**Records to use:**
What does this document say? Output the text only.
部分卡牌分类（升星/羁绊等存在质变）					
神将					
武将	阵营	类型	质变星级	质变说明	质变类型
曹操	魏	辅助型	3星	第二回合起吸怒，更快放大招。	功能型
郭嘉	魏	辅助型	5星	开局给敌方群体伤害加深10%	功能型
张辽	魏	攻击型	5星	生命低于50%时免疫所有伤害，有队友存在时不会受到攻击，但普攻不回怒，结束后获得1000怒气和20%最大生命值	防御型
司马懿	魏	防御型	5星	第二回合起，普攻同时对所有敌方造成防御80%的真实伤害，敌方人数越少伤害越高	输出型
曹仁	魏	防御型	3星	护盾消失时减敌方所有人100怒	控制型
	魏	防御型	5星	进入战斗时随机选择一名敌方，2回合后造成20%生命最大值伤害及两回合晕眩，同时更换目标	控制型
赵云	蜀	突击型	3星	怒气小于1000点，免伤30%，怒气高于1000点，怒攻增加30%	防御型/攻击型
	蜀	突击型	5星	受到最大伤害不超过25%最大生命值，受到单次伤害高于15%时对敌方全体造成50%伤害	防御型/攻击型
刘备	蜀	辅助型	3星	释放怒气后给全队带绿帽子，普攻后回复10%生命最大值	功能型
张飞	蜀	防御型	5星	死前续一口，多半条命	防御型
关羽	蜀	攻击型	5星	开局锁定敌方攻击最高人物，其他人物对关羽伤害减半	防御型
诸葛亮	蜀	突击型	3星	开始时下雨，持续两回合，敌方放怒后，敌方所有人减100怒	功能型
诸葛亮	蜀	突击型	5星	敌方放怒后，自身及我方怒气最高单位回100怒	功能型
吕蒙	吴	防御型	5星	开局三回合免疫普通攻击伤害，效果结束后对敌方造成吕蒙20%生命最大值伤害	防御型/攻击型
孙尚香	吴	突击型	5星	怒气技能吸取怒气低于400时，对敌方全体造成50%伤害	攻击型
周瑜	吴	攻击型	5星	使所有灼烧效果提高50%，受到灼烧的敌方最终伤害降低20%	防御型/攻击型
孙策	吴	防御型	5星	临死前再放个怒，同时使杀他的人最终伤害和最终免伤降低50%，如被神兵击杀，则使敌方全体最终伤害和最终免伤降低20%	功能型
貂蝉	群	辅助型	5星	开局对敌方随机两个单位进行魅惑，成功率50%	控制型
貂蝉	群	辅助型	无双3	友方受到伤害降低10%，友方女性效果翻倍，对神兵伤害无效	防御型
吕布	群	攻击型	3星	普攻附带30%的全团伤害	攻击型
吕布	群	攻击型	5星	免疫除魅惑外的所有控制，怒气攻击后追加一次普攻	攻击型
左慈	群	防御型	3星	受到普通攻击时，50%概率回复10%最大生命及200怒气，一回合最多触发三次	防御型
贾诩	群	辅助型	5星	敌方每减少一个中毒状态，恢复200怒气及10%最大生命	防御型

**What the task requires:**
Identify each line in the records above containing the word "敌方放怒后"; copy those lines.

**Expected output:**
诸葛亮	蜀	突击型	3星	开始时下雨，持续两回合，敌方放怒后，敌方所有人减100怒	功能型
诸葛亮	蜀	突击型	5星	敌方放怒后，自身及我方怒气最高单位回100怒	功能型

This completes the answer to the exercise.